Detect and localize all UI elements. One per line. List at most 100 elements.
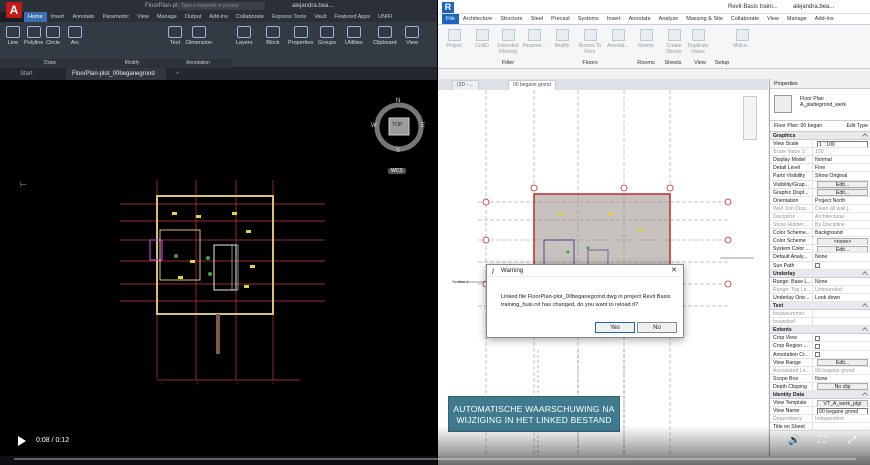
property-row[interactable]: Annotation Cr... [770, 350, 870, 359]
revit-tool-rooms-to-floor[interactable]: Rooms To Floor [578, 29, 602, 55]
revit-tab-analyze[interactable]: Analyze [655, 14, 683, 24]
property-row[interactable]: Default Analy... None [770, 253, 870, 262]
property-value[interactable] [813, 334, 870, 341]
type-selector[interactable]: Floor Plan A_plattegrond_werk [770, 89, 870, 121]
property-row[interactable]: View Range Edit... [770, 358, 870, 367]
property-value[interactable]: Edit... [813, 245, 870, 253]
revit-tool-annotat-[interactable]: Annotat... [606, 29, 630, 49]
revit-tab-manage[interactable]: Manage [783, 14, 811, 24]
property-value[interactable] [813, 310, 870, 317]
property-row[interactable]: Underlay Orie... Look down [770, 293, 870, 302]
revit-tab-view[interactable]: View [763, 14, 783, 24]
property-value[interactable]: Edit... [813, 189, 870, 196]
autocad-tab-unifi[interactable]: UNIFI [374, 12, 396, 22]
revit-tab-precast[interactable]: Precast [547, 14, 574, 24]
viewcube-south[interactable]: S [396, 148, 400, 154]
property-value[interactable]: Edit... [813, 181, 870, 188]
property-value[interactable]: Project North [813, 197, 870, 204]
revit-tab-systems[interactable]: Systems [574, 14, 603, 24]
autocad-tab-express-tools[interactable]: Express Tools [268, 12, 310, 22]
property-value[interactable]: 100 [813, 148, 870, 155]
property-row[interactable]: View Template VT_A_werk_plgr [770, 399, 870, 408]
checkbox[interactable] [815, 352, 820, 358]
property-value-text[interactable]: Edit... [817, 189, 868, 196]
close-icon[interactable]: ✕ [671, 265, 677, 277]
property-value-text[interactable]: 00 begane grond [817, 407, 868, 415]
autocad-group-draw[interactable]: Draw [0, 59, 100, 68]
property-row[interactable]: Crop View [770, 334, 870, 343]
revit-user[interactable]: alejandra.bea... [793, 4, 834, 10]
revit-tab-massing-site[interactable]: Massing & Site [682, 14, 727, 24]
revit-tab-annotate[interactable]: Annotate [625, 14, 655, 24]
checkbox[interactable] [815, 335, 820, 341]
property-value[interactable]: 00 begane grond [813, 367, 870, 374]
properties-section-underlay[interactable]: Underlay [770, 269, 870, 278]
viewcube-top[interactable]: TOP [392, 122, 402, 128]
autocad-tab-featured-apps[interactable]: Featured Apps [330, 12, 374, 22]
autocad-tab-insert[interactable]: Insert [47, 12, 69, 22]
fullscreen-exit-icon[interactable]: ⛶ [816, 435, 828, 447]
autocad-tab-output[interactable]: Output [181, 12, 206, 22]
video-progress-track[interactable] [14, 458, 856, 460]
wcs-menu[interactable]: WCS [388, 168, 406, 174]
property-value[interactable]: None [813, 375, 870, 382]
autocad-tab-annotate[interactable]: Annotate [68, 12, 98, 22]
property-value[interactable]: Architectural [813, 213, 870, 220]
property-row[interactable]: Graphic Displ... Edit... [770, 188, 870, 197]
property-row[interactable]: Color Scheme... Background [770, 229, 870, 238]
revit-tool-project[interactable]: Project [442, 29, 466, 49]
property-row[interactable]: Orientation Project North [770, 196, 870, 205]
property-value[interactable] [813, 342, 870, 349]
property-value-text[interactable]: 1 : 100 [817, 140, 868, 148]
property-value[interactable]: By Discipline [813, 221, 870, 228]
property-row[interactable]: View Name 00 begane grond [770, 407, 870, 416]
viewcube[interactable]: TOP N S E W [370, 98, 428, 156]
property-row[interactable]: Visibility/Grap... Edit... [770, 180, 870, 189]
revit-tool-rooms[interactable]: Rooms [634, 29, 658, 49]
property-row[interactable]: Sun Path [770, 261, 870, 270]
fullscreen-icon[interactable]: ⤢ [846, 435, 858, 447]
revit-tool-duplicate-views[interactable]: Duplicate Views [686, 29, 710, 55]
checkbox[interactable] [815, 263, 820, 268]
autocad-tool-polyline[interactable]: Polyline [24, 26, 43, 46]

▸ What needs to be done: Copy every line of the records above word for word, leaving out the pictures.

▸ Result:
Detect and localize all UI elements. One per line. List at most 100 elements.
property-row[interactable]: Annotation Cr... [770, 350, 870, 359]
revit-tool-rooms-to-floor[interactable]: Rooms To Floor [578, 29, 602, 55]
revit-tab-analyze[interactable]: Analyze [655, 14, 683, 24]
property-row[interactable]: Default Analy... None [770, 253, 870, 262]
property-value[interactable] [813, 334, 870, 341]
type-selector[interactable]: Floor Plan A_plattegrond_werk [770, 89, 870, 121]
property-row[interactable]: View Range Edit... [770, 358, 870, 367]
property-value[interactable]: Edit... [813, 245, 870, 253]
revit-tool-annotat-[interactable]: Annotat... [606, 29, 630, 49]
revit-tab-manage[interactable]: Manage [783, 14, 811, 24]
property-value[interactable] [813, 310, 870, 317]
property-row[interactable]: Underlay Orie... Look down [770, 293, 870, 302]
revit-tab-view[interactable]: View [763, 14, 783, 24]
property-value[interactable]: Edit... [813, 189, 870, 196]
autocad-tab-unifi[interactable]: UNIFI [374, 12, 396, 22]
revit-tab-precast[interactable]: Precast [547, 14, 574, 24]
viewcube-south[interactable]: S [396, 148, 400, 154]
property-value[interactable]: Edit... [813, 181, 870, 188]
property-value[interactable]: Project North [813, 197, 870, 204]
revit-tab-systems[interactable]: Systems [574, 14, 603, 24]
autocad-tab-express-tools[interactable]: Express Tools [268, 12, 310, 22]
property-value[interactable]: 100 [813, 148, 870, 155]
property-row[interactable]: View Template VT_A_werk_plgr [770, 399, 870, 408]
checkbox[interactable] [815, 352, 820, 358]
property-value-text[interactable]: Edit... [817, 189, 868, 196]
close-icon[interactable]: ✕ [671, 265, 677, 277]
property-value-text[interactable]: 00 begane grond [817, 407, 868, 415]
autocad-group-draw[interactable]: Draw [0, 59, 100, 68]
property-row[interactable]: Crop View [770, 334, 870, 343]
revit-user[interactable]: alejandra.bea... [793, 4, 834, 10]
revit-tab-massing-site[interactable]: Massing & Site [682, 14, 727, 24]
revit-tab-annotate[interactable]: Annotate [625, 14, 655, 24]
checkbox[interactable] [815, 335, 820, 341]
property-value[interactable]: 00 begane grond [813, 367, 870, 374]
properties-section-underlay[interactable]: Underlay [770, 269, 870, 278]
viewcube-top[interactable]: TOP [392, 122, 402, 128]
autocad-tab-featured-apps[interactable]: Featured Apps [330, 12, 374, 22]
autocad-tab-insert[interactable]: Insert [47, 12, 69, 22]
fullscreen-exit-icon[interactable]: ⛶ [816, 435, 828, 447]
autocad-tab-output[interactable]: Output [181, 12, 206, 22]
video-progress-track[interactable] [14, 458, 856, 460]
wcs-menu[interactable]: WCS [388, 168, 406, 174]
property-value[interactable]: None [813, 375, 870, 382]
autocad-tab-annotate[interactable]: Annotate [68, 12, 98, 22]
property-value[interactable]: Architectural [813, 213, 870, 220]
property-row[interactable]: Graphic Displ... Edit... [770, 188, 870, 197]
property-row[interactable]: Color Scheme... Background [770, 229, 870, 238]
revit-tool-project[interactable]: Project [442, 29, 466, 49]
property-row[interactable]: Orientation Project North [770, 196, 870, 205]
property-value[interactable] [813, 342, 870, 349]
property-value-text[interactable]: 1 : 100 [817, 140, 868, 148]
property-value[interactable]: By Discipline [813, 221, 870, 228]
property-row[interactable]: View Name 00 begane grond [770, 407, 870, 416]
viewcube[interactable]: TOP N S E W [370, 98, 428, 156]
property-row[interactable]: Visibility/Grap... Edit... [770, 180, 870, 189]
revit-tool-rooms[interactable]: Rooms [634, 29, 658, 49]
property-row[interactable]: Sun Path [770, 261, 870, 270]
fullscreen-icon[interactable]: ⤢ [846, 435, 858, 447]
revit-tool-duplicate-views[interactable]: Duplicate Views [686, 29, 710, 55]
checkbox[interactable] [815, 263, 820, 268]
autocad-tool-polyline[interactable]: Polyline [24, 26, 43, 46]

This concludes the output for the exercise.